**Your goal:** Locate the word "spoke" in the material, then show every line that holds it.

**Dataset rows:**
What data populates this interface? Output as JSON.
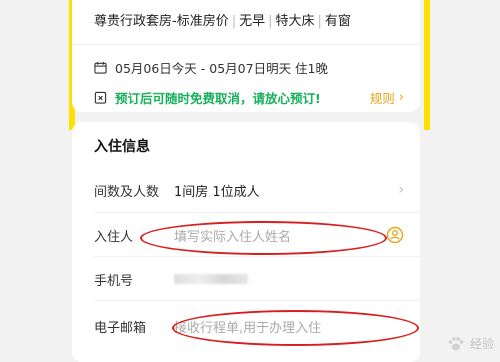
{
  "room": {
    "name": "尊贵行政套房-标准房价",
    "tags": [
      "无早",
      "特大床",
      "有窗"
    ]
  },
  "stay": {
    "dates": "05月06日今天 - 05月07日明天 住1晚"
  },
  "policy": {
    "text": "预订后可随时免费取消，请放心预订!",
    "rules_label": "规则",
    "color": "#17b05b",
    "rules_color": "#e8a417"
  },
  "checkin": {
    "title": "入住信息",
    "rooms_label": "间数及人数",
    "rooms_value": "1间房 1位成人",
    "guest_label": "入住人",
    "guest_placeholder": "填写实际入住人姓名",
    "phone_label": "手机号",
    "email_label": "电子邮箱",
    "email_placeholder": "接收行程单,用于办理入住"
  },
  "watermark": {
    "text": "经验"
  },
  "colors": {
    "accent_yellow": "#ffe000",
    "annotation_red": "#d81e1e"
  },
  "icons": [
    "calendar-icon",
    "cancel-policy-icon",
    "chevron-right-icon",
    "contact-book-icon",
    "paw-logo-icon"
  ]
}
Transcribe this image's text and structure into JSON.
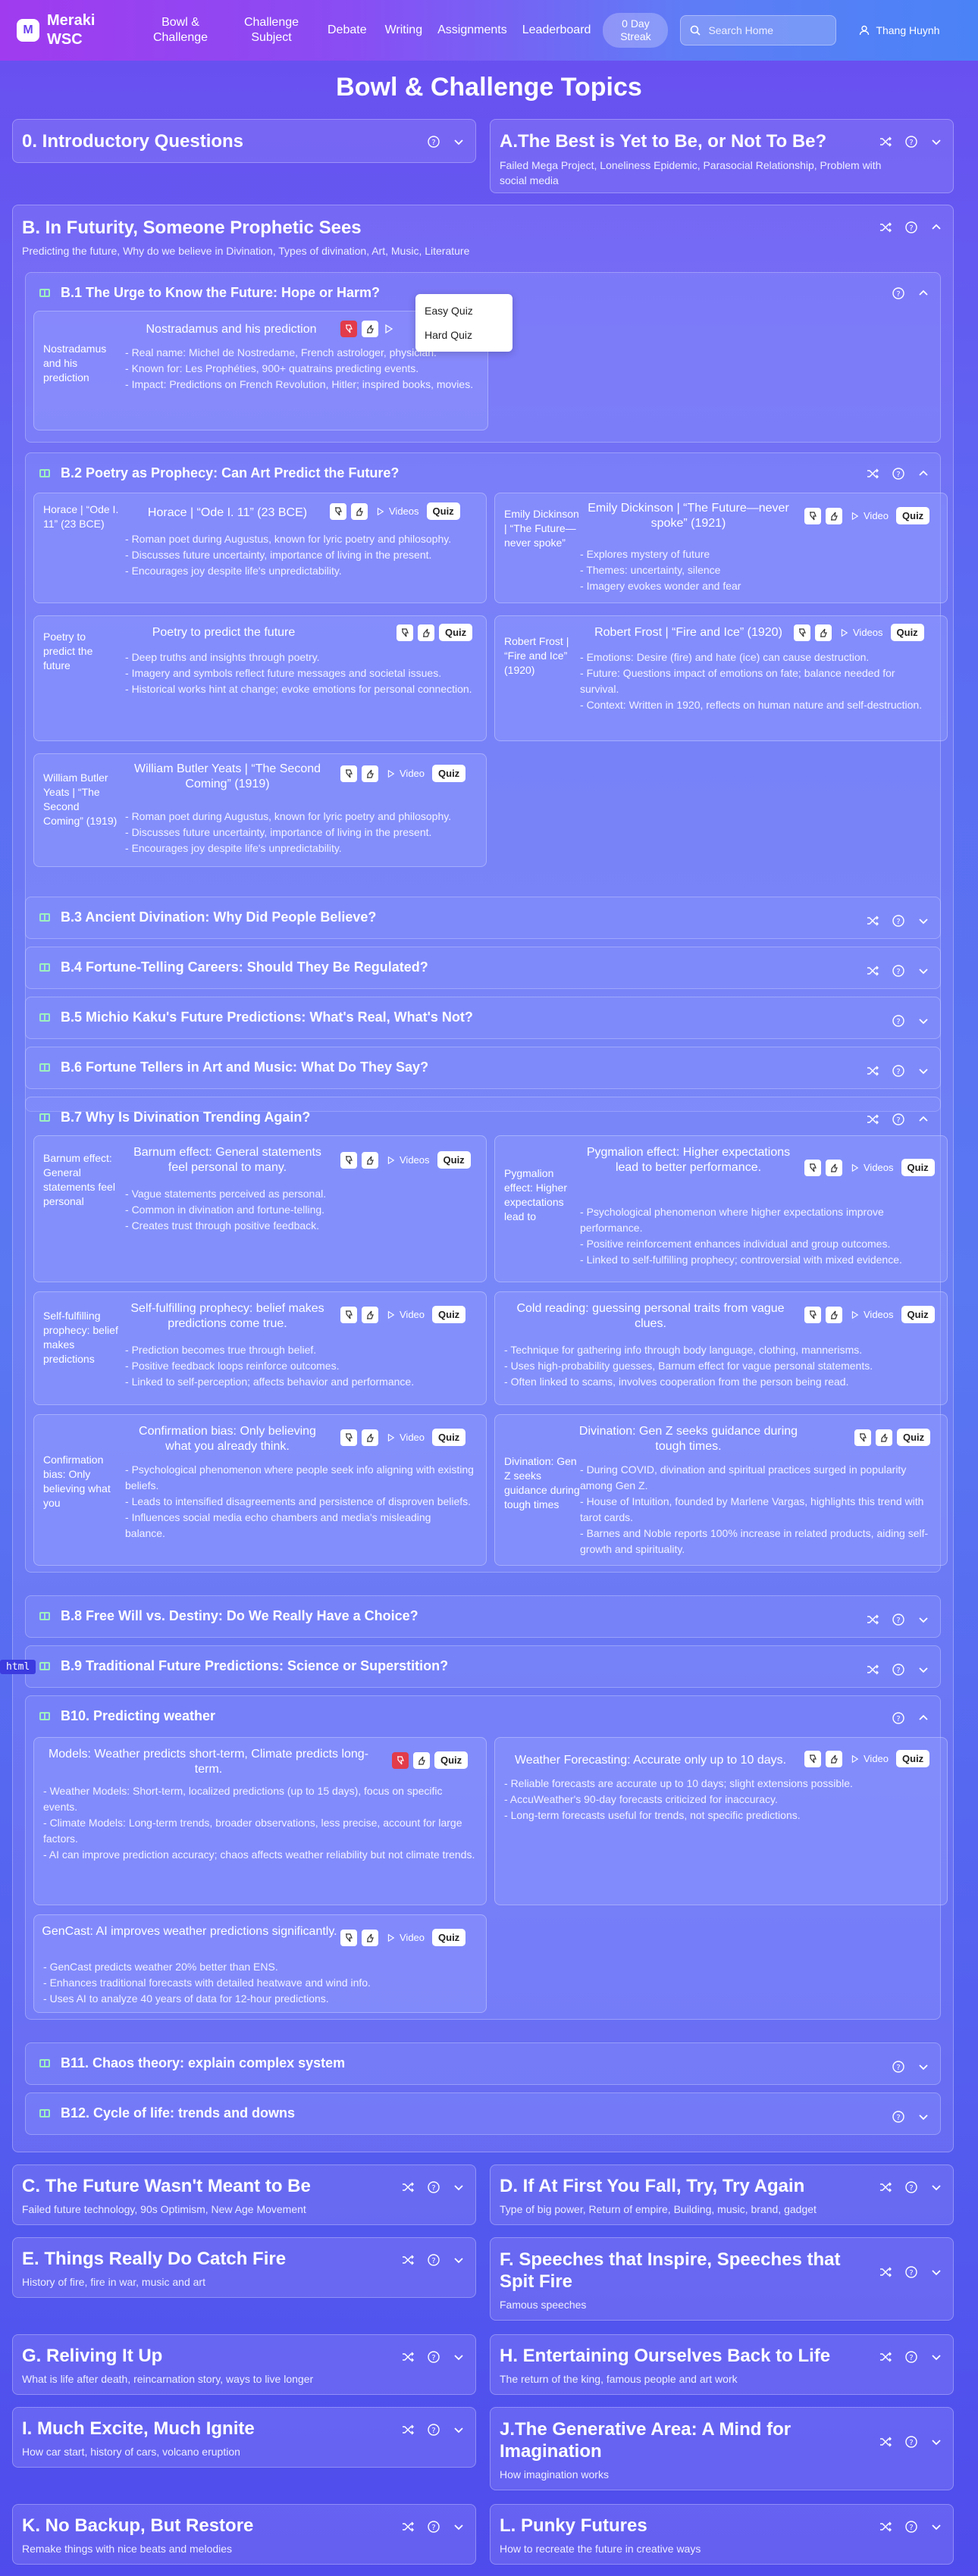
{
  "nav": {
    "logo": "M",
    "brand": "Meraki WSC",
    "links": [
      "Bowl & Challenge",
      "Challenge Subject",
      "Debate",
      "Writing",
      "Assignments",
      "Leaderboard"
    ],
    "streak": "0 Day Streak",
    "search_placeholder": "Search Home",
    "user": "Thang Huynh"
  },
  "page_title": "Bowl & Challenge Topics",
  "sections": {
    "s0": {
      "title": "0. Introductory Questions"
    },
    "sA": {
      "title": "A.The Best is Yet to Be, or Not To Be?",
      "desc": "Failed Mega Project, Loneliness Epidemic, Parasocial Relationship, Problem with social media"
    },
    "sB": {
      "title": "B. In Futurity, Someone Prophetic Sees",
      "desc": "Predicting the future, Why do we believe in Divination, Types of divination, Art, Music, Literature"
    },
    "sC": {
      "title": "C. The Future Wasn't Meant to Be",
      "desc": "Failed future technology, 90s Optimism, New Age Movement"
    },
    "sD": {
      "title": "D. If At First You Fall, Try, Try Again",
      "desc": "Type of big power, Return of empire, Building, music, brand, gadget"
    },
    "sE": {
      "title": "E. Things Really Do Catch Fire",
      "desc": "History of fire, fire in war, music and art"
    },
    "sF": {
      "title": "F. Speeches that Inspire, Speeches that Spit Fire",
      "desc": "Famous speeches"
    },
    "sG": {
      "title": "G. Reliving It Up",
      "desc": "What is life after death, reincarnation story, ways to live longer"
    },
    "sH": {
      "title": "H. Entertaining Ourselves Back to Life",
      "desc": "The return of the king, famous people and art work"
    },
    "sI": {
      "title": "I. Much Excite, Much Ignite",
      "desc": "How car start, history of cars, volcano eruption"
    },
    "sJ": {
      "title": "J.The Generative Area: A Mind for Imagination",
      "desc": "How imagination works"
    },
    "sK": {
      "title": "K. No Backup, But Restore",
      "desc": "Remake things with nice beats and melodies"
    },
    "sL": {
      "title": "L. Punky Futures",
      "desc": "How to recreate the future in creative ways"
    }
  },
  "subs": {
    "b1": "B.1 The Urge to Know the Future: Hope or Harm?",
    "b2": "B.2 Poetry as Prophecy: Can Art Predict the Future?",
    "b3": "B.3 Ancient Divination: Why Did People Believe?",
    "b4": "B.4 Fortune-Telling Careers: Should They Be Regulated?",
    "b5": "B.5 Michio Kaku's Future Predictions: What's Real, What's Not?",
    "b6": "B.6 Fortune Tellers in Art and Music: What Do They Say?",
    "b7": "B.7 Why Is Divination Trending Again?",
    "b8": "B.8 Free Will vs. Destiny: Do We Really Have a Choice?",
    "b9": "B.9 Traditional Future Predictions: Science or Superstition?",
    "b10": "B10. Predicting weather",
    "b11": "B11. Chaos theory: explain complex system",
    "b12": "B12. Cycle of life: trends and downs"
  },
  "dropdown": [
    "Easy Quiz",
    "Hard Quiz"
  ],
  "labels": {
    "video": "Video",
    "videos": "Videos",
    "quiz": "Quiz"
  },
  "items": {
    "nostra": {
      "title": "Nostradamus and his prediction",
      "alt": "Nostradamus and his prediction",
      "bullets": [
        "Real name: Michel de Nostredame, French astrologer, physician.",
        "Known for: Les Prophéties, 900+ quatrains predicting events.",
        "Impact: Predictions on French Revolution, Hitler; inspired books, movies."
      ]
    },
    "horace": {
      "title": "Horace | “Ode I. 11” (23 BCE)",
      "alt": "Horace | “Ode I. 11” (23 BCE)",
      "bullets": [
        "Roman poet during Augustus, known for lyric poetry and philosophy.",
        "Discusses future uncertainty, importance of living in the present.",
        "Encourages joy despite life's unpredictability."
      ]
    },
    "emily": {
      "title": "Emily Dickinson | “The Future—never spoke” (1921)",
      "alt": "Emily Dickinson | “The Future—never spoke”",
      "bullets": [
        "Explores mystery of future",
        "Themes: uncertainty, silence",
        "Imagery evokes wonder and fear"
      ]
    },
    "poetry": {
      "title": "Poetry to predict the future",
      "alt": "Poetry to predict the future",
      "bullets": [
        "Deep truths and insights through poetry.",
        "Imagery and symbols reflect future messages and societal issues.",
        "Historical works hint at change; evoke emotions for personal connection."
      ]
    },
    "frost": {
      "title": "Robert Frost | “Fire and Ice” (1920)",
      "alt": "Robert Frost | “Fire and Ice” (1920)",
      "bullets": [
        "Emotions: Desire (fire) and hate (ice) can cause destruction.",
        "Future: Questions impact of emotions on fate; balance needed for survival.",
        "Context: Written in 1920, reflects on human nature and self-destruction."
      ]
    },
    "yeats": {
      "title": "William Butler Yeats | “The Second Coming” (1919)",
      "alt": "William Butler Yeats | “The Second Coming” (1919)",
      "bullets": [
        "Roman poet during Augustus, known for lyric poetry and philosophy.",
        "Discusses future uncertainty, importance of living in the present.",
        "Encourages joy despite life's unpredictability."
      ]
    },
    "barnum": {
      "title": "Barnum effect: General statements feel personal to many.",
      "alt": "Barnum effect: General statements feel personal",
      "bullets": [
        "Vague statements perceived as personal.",
        "Common in divination and fortune-telling.",
        "Creates trust through positive feedback."
      ]
    },
    "pygmalion": {
      "title": "Pygmalion effect: Higher expectations lead to better performance.",
      "alt": "Pygmalion effect: Higher expectations lead to",
      "bullets": [
        "Psychological phenomenon where higher expectations improve performance.",
        "Positive reinforcement enhances individual and group outcomes.",
        "Linked to self-fulfilling prophecy; controversial with mixed evidence."
      ]
    },
    "selff": {
      "title": "Self-fulfilling prophecy: belief makes predictions come true.",
      "alt": "Self-fulfilling prophecy: belief makes predictions",
      "bullets": [
        "Prediction becomes true through belief.",
        "Positive feedback loops reinforce outcomes.",
        "Linked to self-perception; affects behavior and performance."
      ]
    },
    "cold": {
      "title": "Cold reading: guessing personal traits from vague clues.",
      "bullets": [
        "Technique for gathering info through body language, clothing, mannerisms.",
        "Uses high-probability guesses, Barnum effect for vague personal statements.",
        "Often linked to scams, involves cooperation from the person being read."
      ]
    },
    "confirm": {
      "title": "Confirmation bias: Only believing what you already think.",
      "alt": "Confirmation bias: Only believing what you",
      "bullets": [
        "Psychological phenomenon where people seek info aligning with existing beliefs.",
        "Leads to intensified disagreements and persistence of disproven beliefs.",
        "Influences social media echo chambers and media's misleading balance."
      ]
    },
    "genz": {
      "title": "Divination: Gen Z seeks guidance during tough times.",
      "alt": "Divination: Gen Z seeks guidance during tough times",
      "bullets": [
        "During COVID, divination and spiritual practices surged in popularity among Gen Z.",
        "House of Intuition, founded by Marlene Vargas, highlights this trend with tarot cards.",
        "Barnes and Noble reports 100% increase in related products, aiding self-growth and spirituality."
      ]
    },
    "models": {
      "title": "Models: Weather predicts short-term, Climate predicts long-term.",
      "bullets": [
        "Weather Models: Short-term, localized predictions (up to 15 days), focus on specific events.",
        "Climate Models: Long-term trends, broader observations, less precise, account for large factors.",
        "AI can improve prediction accuracy; chaos affects weather reliability but not climate trends."
      ]
    },
    "wforecast": {
      "title": "Weather Forecasting: Accurate only up to 10 days.",
      "bullets": [
        "Reliable forecasts are accurate up to 10 days; slight extensions possible.",
        "AccuWeather's 90-day forecasts criticized for inaccuracy.",
        "Long-term forecasts useful for trends, not specific predictions."
      ]
    },
    "gencast": {
      "title": "GenCast: AI improves weather predictions significantly.",
      "bullets": [
        "GenCast predicts weather 20% better than ENS.",
        "Enhances traditional forecasts with detailed heatwave and wind info.",
        "Uses AI to analyze 40 years of data for 12-hour predictions."
      ]
    }
  },
  "badge": "html",
  "colors": {
    "accent": "#6b3ef0",
    "quiz_bg": "#ffffff",
    "dislike_red": "#e23c4a",
    "book_green": "#9df0c0"
  }
}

**Solution:**
      "title": "Emily Dickinson | “The Future—never spoke” (1921)",
      "alt": "Emily Dickinson | “The Future—never spoke”",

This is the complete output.